▸ TEXT TO READ:

* START *

I can not believe you make such mistake! Read the warning regarding the indices. For $SU(2)$ the indices $(i,j,k,l)$ take values in $\{1,2\}$ while $a = 1,2,3$. The correct form of the generators in the adjoint representation is
$$\left( \frac{\tau^{a}}{2}\right)_{bc} = - i \epsilon_{abc} .$$

Last edited: Jan 7, 2016
10. Jan 8, 2016

### vanhees71

I don't get it. Of course, the adjoint representation is for spin 1 and thus 3-dimensional, but for spin 1/2 (the fundamental representation) 2D. So, how is the discrepancy between the two formulas resolved? As far as I see from your derivation, it's only valid in the fundamental representation(s) of SU(N).

* END *

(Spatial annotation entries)
* START *

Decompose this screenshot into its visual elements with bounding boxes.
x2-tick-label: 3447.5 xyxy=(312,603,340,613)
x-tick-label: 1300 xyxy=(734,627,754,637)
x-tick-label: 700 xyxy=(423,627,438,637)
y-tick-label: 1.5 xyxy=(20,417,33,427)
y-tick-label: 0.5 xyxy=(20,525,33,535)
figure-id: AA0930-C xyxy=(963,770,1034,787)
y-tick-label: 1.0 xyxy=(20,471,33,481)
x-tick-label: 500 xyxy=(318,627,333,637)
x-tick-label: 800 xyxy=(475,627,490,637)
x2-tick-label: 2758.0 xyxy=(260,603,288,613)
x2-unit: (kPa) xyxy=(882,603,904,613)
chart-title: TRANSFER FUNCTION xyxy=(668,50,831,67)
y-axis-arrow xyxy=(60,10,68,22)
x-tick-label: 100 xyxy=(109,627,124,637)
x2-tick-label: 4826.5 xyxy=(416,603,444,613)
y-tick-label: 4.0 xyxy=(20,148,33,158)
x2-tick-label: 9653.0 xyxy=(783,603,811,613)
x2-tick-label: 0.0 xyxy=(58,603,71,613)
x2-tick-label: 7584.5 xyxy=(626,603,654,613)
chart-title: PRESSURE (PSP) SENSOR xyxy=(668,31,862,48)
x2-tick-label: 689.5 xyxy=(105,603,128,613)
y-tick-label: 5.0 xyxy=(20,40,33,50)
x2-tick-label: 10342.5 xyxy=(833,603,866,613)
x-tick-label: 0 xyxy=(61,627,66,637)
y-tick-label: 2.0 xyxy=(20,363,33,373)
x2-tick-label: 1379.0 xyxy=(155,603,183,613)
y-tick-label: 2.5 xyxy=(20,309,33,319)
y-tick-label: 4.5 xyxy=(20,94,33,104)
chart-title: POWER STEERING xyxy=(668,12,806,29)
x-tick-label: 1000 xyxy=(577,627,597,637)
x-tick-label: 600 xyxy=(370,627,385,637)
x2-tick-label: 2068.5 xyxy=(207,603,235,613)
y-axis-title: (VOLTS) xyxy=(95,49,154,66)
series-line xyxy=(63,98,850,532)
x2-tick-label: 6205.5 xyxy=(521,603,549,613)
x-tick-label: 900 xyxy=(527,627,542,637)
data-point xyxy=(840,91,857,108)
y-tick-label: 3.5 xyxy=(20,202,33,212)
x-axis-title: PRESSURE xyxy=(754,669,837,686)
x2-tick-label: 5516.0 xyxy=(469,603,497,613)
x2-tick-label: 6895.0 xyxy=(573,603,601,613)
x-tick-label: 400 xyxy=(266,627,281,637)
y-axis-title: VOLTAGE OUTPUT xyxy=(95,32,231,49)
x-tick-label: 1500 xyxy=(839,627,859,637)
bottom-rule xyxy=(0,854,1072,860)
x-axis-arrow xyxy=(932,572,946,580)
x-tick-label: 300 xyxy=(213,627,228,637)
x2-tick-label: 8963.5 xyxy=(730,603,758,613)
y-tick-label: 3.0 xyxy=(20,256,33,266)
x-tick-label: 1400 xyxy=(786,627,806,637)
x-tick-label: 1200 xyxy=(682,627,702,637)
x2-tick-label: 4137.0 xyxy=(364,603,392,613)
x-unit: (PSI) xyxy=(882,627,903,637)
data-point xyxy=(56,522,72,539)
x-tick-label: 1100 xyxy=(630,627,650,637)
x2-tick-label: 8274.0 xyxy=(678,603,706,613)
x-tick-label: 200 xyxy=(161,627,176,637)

* END *

▸ WORK TO COMPLETE:
1. Answer from the forum thread:
(a) For SU(2), what values do the indices (i,j,k,l) take?
(b) What values does the index a take?
(c) What dimension does the reply give for the adjoint representation?
2. Rewrite the forum thread between "Last edited: Jan" and "representation(s) of SU(N).", inclusive, putting "mismatch" in place of "discrepancy".
These lines were taken from a separate source.

▸ THE REPLIES:
1.
(a) Values in {1,2}.
(b) 1, 2, 3.
(c) It is 3-dimensional.

2.
Last edited: Jan 7, 2016
10. Jan 8, 2016

### vanhees71

I don't get it. Of course, the adjoint representation is for spin 1 and thus 3-dimensional, but for spin 1/2 (the fundamental representation) 2D. So, how is the mismatch between the two formulas resolved? As far as I see from your derivation, it's only valid in the fundamental representation(s) of SU(N).